### Items from a figure collection:
►

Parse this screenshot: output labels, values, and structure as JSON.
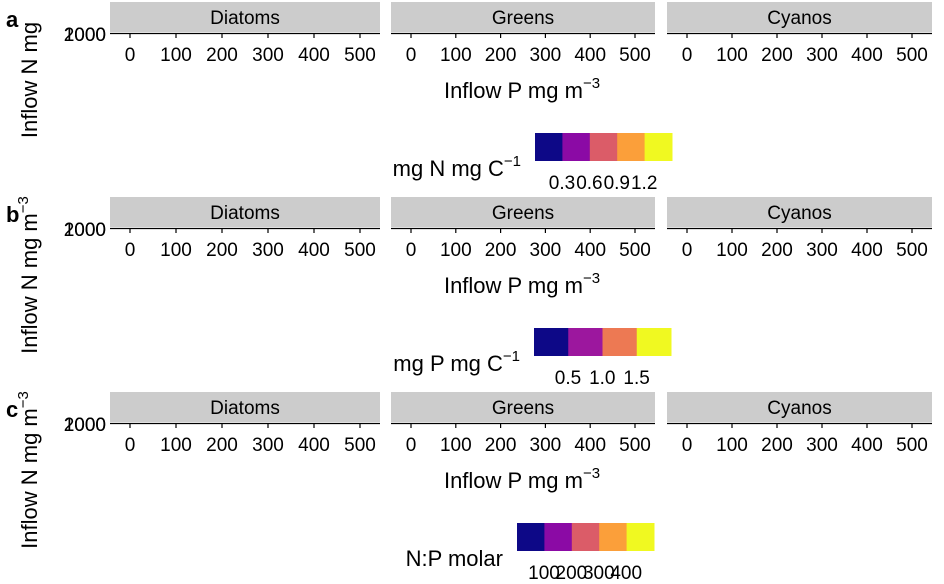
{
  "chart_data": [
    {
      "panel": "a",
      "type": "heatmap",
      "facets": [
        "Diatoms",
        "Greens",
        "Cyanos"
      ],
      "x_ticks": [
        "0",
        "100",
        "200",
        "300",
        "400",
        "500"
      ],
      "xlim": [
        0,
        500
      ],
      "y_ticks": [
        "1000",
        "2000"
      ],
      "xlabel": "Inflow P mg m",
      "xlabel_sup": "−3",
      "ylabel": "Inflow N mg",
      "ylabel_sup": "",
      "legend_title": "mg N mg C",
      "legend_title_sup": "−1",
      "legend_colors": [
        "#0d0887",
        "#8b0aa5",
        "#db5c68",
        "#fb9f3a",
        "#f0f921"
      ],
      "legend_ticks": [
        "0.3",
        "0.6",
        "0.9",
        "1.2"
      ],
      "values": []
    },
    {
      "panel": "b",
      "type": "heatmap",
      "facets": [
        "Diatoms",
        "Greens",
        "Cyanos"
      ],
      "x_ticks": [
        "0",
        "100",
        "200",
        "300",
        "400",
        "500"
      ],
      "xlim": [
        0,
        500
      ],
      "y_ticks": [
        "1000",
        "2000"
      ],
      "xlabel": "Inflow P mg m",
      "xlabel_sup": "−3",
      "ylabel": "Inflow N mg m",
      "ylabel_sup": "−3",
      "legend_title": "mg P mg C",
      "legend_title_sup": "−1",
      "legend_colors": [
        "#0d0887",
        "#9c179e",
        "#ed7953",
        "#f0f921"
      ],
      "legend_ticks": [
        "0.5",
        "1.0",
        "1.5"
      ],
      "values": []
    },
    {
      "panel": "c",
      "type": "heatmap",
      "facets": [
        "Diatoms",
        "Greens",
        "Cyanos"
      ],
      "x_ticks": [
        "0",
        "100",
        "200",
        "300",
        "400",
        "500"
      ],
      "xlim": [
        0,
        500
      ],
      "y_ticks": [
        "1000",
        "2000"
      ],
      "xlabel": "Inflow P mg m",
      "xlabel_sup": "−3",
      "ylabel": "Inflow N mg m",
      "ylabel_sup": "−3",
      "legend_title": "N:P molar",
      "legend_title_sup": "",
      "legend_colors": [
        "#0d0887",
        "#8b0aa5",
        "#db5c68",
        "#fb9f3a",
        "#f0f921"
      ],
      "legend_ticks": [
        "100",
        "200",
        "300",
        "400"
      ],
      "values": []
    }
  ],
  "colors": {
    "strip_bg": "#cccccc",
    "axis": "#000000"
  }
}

◄
►

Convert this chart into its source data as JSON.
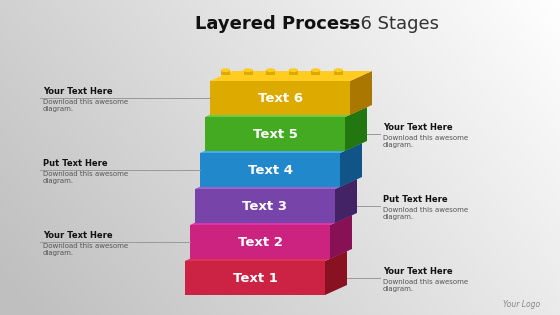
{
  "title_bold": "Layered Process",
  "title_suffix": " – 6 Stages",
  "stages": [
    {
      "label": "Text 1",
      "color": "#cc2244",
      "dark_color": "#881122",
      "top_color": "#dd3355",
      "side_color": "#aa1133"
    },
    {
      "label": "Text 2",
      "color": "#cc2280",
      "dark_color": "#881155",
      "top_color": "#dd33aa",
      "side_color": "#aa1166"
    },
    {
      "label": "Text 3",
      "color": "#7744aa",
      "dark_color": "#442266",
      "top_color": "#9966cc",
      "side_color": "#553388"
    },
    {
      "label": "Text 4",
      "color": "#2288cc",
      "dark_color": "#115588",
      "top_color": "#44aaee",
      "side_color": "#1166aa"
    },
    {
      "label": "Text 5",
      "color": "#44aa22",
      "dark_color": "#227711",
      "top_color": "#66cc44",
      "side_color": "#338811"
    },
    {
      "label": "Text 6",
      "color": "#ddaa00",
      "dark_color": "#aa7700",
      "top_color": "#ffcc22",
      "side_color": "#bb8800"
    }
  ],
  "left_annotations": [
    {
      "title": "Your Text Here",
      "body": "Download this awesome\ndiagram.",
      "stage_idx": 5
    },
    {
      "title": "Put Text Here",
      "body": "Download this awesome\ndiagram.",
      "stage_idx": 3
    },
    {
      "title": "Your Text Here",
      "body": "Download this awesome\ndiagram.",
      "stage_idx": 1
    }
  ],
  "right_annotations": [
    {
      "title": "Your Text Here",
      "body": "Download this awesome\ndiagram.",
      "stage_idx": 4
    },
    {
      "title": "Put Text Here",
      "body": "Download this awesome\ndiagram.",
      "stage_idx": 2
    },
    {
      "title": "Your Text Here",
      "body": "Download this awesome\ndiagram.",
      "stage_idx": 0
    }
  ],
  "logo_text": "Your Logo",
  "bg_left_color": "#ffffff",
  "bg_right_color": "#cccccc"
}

◄
►

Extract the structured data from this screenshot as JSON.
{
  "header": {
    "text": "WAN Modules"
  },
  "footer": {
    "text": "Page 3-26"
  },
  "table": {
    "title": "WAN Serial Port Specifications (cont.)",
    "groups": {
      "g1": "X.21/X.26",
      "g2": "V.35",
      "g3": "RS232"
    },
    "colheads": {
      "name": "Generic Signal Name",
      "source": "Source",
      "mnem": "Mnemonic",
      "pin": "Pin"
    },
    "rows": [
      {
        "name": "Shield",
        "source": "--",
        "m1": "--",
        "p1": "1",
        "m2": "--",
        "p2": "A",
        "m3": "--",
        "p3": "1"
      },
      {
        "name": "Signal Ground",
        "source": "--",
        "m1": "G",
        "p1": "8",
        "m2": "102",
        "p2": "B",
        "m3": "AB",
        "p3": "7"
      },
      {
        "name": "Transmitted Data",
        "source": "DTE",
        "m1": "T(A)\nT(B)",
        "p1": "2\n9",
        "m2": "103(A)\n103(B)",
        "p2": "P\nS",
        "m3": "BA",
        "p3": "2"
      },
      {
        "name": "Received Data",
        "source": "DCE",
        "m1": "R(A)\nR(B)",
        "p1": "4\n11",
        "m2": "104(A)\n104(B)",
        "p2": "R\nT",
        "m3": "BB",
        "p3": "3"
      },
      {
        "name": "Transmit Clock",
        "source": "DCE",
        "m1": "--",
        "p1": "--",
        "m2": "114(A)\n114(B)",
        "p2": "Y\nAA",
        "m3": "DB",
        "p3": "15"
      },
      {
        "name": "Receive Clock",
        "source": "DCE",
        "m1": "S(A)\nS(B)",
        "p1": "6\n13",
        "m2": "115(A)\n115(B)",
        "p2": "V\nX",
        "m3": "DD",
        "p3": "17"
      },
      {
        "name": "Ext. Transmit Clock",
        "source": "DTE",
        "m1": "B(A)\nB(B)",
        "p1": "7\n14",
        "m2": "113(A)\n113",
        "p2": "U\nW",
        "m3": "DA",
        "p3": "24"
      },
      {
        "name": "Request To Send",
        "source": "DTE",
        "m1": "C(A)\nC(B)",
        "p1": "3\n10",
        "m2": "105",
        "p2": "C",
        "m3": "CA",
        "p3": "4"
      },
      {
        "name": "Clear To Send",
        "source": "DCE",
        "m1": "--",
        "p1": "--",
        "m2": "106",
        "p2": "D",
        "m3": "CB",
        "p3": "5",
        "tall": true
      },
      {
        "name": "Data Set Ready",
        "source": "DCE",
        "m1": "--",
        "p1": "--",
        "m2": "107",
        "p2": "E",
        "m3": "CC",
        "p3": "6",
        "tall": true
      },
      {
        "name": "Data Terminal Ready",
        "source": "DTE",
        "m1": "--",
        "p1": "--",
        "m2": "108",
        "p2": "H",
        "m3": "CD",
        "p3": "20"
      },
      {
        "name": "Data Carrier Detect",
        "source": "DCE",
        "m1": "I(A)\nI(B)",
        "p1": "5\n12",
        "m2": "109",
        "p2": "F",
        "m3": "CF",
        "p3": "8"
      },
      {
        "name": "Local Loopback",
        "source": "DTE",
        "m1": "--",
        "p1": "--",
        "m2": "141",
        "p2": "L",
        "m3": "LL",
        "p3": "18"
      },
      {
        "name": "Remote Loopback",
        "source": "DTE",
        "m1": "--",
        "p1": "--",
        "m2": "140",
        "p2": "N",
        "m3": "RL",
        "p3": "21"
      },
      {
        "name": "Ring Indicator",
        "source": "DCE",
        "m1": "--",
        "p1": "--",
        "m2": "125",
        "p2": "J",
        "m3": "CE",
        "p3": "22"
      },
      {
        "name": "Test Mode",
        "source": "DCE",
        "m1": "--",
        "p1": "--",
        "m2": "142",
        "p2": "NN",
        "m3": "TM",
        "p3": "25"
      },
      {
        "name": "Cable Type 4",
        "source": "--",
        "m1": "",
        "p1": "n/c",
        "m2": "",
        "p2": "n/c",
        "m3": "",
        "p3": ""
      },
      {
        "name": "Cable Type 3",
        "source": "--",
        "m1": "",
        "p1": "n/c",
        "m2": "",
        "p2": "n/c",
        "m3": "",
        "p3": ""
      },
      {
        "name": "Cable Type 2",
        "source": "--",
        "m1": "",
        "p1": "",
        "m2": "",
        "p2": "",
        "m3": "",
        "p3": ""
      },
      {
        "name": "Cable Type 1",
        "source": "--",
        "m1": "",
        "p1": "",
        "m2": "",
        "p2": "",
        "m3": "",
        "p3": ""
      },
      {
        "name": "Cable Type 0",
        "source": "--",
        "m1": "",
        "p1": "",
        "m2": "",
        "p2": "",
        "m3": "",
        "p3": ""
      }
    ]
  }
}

◄

### TASK TO COMPLETE:
From the listing above, pick out every line containing "cccccc".

### SOLUTION FOR THIS PROBLEM:
    "strip_bg": "#cccccc",
  "bg_right_color": "#cccccc"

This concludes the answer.